### WRITTEN TASK
Go through the material and tally the lines containing the string "below". Give the total alone.

(Rows from a figure dataset)
-- start --
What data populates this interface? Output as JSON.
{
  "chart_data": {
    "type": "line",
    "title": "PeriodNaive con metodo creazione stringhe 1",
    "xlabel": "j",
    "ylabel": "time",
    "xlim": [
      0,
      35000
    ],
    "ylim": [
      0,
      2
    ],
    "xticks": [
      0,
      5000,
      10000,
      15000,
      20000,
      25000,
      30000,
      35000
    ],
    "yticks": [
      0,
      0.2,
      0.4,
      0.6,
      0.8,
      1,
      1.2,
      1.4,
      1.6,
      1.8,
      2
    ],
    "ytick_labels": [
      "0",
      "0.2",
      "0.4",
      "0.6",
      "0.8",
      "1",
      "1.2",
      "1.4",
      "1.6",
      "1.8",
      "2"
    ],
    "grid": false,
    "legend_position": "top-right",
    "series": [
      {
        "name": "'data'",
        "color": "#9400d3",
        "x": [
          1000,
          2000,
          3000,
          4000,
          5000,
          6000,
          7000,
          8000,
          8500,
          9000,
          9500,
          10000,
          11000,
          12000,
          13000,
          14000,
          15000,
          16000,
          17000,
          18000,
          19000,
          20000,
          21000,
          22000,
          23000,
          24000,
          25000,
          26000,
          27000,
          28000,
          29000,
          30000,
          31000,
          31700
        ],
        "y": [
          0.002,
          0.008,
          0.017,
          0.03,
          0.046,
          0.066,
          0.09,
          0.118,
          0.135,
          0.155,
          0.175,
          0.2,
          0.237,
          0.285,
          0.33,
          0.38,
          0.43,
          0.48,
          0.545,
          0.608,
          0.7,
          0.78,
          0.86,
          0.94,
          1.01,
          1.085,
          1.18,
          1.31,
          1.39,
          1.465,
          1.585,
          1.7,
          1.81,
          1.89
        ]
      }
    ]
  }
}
-- end --
-- start --
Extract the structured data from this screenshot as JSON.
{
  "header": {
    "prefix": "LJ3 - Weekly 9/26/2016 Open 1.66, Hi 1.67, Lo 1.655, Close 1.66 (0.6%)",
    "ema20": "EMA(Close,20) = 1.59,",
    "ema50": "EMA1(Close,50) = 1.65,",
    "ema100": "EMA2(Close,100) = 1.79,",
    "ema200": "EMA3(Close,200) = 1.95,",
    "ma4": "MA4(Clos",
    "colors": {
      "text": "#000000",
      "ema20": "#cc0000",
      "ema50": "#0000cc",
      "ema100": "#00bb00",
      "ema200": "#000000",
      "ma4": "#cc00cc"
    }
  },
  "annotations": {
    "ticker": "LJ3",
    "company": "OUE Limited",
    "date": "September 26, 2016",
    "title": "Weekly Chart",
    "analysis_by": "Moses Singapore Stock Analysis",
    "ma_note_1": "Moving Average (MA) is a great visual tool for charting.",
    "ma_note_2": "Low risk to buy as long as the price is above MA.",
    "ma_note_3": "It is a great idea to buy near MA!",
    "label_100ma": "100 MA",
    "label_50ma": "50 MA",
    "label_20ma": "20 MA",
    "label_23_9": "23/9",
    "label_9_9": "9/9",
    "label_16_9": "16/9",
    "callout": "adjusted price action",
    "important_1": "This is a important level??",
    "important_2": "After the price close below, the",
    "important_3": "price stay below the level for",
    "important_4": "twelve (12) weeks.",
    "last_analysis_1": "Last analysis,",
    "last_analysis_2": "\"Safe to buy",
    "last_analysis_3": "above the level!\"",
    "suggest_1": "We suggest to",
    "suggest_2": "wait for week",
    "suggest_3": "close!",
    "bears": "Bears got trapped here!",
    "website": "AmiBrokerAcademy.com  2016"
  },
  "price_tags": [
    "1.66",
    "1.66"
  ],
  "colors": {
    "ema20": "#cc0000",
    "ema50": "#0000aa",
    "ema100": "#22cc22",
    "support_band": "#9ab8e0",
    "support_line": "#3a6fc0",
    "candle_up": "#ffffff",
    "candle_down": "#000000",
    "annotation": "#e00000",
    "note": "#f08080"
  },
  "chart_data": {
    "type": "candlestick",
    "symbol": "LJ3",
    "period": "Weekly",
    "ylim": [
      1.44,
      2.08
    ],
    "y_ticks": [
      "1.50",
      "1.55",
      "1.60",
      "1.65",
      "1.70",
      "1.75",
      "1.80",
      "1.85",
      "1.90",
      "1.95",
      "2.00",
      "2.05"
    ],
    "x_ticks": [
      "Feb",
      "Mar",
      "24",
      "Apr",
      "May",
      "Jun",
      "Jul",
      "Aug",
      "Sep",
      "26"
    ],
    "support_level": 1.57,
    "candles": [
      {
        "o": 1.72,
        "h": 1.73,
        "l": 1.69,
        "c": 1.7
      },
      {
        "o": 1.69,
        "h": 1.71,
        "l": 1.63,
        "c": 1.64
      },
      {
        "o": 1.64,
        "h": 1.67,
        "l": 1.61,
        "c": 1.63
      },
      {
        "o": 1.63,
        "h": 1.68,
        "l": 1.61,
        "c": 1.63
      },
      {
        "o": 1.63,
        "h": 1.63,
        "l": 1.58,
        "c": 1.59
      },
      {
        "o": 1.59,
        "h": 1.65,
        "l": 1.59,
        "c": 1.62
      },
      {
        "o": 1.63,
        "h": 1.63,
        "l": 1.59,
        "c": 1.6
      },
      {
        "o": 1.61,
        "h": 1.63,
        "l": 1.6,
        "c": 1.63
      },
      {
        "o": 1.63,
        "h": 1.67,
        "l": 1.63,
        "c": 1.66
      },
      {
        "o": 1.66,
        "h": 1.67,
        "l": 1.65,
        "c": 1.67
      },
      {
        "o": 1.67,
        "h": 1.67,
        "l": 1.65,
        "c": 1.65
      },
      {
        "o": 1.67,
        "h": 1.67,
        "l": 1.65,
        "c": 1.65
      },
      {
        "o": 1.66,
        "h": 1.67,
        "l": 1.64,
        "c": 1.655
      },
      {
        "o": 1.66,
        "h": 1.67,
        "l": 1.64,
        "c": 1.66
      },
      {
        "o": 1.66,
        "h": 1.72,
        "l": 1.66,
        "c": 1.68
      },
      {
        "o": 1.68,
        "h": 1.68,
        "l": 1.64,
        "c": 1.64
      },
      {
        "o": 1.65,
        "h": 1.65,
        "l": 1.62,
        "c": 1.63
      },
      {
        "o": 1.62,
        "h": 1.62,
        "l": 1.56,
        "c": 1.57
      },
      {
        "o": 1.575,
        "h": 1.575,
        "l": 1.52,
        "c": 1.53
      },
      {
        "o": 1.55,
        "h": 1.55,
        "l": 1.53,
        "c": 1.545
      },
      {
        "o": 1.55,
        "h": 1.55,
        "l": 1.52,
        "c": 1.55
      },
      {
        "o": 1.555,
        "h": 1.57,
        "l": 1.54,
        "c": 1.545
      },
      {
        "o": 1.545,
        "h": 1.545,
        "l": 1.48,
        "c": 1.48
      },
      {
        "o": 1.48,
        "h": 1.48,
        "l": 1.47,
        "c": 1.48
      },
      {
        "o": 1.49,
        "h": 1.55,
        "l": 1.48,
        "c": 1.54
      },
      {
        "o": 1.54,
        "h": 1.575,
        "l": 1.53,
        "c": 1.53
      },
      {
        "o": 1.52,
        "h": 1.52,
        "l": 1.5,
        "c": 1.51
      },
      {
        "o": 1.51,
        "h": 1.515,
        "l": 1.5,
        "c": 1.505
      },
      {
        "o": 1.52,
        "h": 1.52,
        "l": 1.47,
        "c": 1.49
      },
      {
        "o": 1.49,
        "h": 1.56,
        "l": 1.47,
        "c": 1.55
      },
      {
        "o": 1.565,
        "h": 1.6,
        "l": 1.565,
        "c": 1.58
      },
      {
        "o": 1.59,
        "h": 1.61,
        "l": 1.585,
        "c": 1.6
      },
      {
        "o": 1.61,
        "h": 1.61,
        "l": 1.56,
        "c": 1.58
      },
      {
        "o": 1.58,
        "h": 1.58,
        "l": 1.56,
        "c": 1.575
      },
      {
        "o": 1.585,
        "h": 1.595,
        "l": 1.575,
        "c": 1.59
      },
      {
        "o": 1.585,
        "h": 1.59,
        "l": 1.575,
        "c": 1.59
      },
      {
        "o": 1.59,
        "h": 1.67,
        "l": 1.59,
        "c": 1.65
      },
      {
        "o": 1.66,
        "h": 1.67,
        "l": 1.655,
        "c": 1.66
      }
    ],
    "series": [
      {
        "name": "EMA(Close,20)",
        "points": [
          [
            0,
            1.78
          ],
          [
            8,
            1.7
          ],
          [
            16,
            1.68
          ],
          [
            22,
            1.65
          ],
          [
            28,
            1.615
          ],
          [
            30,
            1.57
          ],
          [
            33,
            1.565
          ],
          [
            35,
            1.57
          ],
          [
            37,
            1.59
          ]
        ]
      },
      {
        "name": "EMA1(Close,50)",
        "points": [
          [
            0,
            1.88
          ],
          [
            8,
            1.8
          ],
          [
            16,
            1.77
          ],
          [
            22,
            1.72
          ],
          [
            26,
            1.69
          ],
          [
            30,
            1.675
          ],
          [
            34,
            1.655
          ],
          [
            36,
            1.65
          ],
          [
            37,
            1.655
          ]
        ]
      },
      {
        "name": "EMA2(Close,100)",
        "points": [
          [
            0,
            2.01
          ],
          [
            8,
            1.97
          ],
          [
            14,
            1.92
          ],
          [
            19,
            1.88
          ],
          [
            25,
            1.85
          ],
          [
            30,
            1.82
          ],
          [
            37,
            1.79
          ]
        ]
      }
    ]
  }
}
-- end --
-- start --
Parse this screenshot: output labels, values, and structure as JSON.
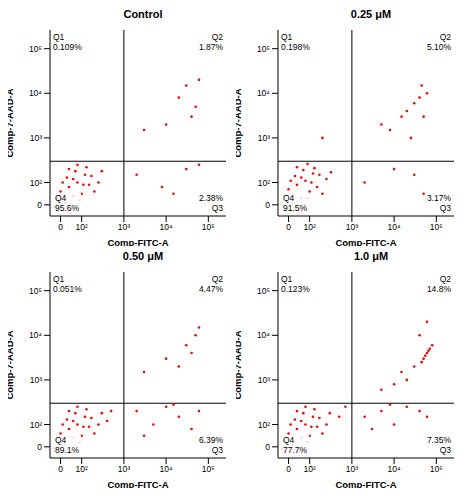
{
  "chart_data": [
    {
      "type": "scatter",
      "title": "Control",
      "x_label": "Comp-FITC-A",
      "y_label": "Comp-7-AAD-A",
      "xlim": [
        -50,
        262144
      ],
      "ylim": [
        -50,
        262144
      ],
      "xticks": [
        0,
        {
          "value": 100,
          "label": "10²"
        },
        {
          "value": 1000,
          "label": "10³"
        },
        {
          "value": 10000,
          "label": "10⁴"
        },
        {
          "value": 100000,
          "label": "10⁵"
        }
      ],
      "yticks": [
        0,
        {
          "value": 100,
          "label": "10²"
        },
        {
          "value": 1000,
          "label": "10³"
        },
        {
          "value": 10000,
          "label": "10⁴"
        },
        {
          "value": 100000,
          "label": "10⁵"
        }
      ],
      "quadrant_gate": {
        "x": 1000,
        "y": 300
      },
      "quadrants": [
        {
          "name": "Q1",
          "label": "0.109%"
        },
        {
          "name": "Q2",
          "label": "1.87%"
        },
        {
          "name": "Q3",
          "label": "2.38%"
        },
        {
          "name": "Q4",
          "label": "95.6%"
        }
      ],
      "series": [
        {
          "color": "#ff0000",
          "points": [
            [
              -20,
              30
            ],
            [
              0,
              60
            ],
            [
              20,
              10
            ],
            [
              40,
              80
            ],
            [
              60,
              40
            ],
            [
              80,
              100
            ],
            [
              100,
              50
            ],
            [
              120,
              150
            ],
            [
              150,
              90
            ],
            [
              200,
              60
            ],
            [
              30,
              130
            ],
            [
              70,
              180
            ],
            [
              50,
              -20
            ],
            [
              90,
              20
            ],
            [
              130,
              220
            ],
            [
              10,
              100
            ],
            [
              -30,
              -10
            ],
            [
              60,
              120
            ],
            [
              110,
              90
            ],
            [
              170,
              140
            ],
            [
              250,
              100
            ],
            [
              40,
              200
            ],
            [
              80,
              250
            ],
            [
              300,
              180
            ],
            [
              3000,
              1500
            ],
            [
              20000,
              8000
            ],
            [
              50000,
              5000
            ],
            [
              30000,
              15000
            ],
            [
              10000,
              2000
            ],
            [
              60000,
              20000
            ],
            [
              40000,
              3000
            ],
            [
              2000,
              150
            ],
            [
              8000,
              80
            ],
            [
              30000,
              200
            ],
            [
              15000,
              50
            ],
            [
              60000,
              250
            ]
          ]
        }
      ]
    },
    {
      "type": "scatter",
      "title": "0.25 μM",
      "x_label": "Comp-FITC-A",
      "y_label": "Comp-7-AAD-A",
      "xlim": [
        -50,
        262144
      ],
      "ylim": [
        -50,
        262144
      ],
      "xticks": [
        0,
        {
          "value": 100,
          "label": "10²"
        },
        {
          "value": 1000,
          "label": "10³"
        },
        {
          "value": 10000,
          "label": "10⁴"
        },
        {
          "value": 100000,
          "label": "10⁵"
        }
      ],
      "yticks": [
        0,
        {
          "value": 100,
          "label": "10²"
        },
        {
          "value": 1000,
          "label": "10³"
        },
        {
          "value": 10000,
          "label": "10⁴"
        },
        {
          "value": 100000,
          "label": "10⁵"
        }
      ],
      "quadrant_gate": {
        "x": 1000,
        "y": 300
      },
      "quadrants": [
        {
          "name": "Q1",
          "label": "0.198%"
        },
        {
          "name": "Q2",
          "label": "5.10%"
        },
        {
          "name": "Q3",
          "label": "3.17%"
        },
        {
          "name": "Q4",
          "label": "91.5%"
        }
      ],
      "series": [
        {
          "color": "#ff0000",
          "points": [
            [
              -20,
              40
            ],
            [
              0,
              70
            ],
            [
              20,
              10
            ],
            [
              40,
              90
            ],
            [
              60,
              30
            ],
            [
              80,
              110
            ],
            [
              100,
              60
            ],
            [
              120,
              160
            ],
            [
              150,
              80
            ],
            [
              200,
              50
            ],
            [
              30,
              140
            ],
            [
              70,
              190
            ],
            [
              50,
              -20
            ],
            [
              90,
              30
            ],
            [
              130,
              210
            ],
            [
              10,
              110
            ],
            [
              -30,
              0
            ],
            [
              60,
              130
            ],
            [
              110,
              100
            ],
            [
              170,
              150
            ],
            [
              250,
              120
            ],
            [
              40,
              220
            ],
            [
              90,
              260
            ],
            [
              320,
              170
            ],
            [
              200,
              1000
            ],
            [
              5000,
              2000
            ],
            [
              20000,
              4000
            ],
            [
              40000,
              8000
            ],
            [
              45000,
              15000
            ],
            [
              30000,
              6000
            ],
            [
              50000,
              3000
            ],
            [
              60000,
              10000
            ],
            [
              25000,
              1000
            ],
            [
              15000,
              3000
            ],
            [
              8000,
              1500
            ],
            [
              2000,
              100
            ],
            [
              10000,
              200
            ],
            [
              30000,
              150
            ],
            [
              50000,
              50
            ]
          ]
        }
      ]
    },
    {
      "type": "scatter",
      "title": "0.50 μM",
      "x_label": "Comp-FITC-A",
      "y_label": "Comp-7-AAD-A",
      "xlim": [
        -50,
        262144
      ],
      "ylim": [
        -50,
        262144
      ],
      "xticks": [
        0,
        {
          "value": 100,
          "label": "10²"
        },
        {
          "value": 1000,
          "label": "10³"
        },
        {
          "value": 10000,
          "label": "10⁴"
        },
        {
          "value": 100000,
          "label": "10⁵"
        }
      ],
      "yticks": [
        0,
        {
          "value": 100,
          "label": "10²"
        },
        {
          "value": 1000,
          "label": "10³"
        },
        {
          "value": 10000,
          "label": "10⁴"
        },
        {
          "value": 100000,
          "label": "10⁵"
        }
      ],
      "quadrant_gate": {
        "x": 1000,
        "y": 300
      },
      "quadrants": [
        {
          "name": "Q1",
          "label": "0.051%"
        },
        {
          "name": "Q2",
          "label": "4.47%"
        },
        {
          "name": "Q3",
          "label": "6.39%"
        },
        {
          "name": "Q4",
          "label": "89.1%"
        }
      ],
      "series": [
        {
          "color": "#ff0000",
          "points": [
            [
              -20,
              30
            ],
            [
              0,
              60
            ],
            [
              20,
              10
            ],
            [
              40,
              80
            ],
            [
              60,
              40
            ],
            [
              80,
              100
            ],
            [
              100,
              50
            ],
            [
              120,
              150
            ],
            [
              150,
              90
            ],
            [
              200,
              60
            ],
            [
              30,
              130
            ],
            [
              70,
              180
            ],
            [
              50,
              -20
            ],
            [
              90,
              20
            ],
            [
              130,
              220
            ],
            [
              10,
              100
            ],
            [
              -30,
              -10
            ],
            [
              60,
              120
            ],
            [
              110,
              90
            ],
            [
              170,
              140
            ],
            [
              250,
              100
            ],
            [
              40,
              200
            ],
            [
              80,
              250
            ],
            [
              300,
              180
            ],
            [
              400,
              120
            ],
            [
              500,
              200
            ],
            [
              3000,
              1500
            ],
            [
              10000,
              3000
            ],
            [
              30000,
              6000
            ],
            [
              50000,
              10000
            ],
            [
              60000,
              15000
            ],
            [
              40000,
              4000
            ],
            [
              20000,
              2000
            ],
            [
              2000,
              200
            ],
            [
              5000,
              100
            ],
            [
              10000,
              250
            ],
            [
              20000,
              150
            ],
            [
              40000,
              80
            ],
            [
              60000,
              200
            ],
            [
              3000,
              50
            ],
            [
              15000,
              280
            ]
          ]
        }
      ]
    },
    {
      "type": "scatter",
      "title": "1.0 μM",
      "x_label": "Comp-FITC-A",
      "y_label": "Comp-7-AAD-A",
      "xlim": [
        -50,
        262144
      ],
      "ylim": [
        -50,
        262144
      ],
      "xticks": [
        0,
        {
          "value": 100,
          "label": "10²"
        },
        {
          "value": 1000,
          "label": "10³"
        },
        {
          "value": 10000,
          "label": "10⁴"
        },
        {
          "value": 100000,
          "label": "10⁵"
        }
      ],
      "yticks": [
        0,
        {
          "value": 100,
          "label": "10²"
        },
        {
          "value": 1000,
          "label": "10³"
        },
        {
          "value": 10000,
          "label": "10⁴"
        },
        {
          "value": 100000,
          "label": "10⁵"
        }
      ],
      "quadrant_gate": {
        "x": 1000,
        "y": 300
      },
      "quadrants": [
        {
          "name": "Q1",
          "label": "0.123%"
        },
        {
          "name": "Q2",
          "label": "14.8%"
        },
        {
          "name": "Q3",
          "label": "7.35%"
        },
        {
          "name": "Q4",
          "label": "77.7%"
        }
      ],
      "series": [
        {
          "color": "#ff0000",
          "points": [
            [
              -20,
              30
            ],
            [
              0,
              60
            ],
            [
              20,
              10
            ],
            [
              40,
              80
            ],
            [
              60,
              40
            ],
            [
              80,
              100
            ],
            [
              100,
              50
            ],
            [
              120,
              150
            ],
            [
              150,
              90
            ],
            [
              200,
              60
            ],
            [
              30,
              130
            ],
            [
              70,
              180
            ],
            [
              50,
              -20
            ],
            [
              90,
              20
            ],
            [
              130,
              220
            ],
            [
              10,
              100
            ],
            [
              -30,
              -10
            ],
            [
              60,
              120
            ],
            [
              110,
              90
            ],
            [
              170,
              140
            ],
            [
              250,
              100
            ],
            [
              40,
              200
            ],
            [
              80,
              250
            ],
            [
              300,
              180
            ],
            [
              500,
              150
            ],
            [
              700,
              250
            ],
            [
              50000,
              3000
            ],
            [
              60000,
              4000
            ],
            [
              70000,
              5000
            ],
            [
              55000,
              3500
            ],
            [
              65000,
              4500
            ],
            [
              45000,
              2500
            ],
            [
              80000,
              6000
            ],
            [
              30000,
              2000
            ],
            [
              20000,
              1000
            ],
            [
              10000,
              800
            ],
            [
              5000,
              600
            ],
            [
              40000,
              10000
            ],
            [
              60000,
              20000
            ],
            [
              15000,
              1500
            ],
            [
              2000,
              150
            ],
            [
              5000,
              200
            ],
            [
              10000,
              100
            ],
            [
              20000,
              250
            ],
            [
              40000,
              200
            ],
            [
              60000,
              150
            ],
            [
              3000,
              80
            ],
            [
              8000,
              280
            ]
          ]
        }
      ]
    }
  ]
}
-- end --
### OUTPUT FOR THIS EXERCISE
2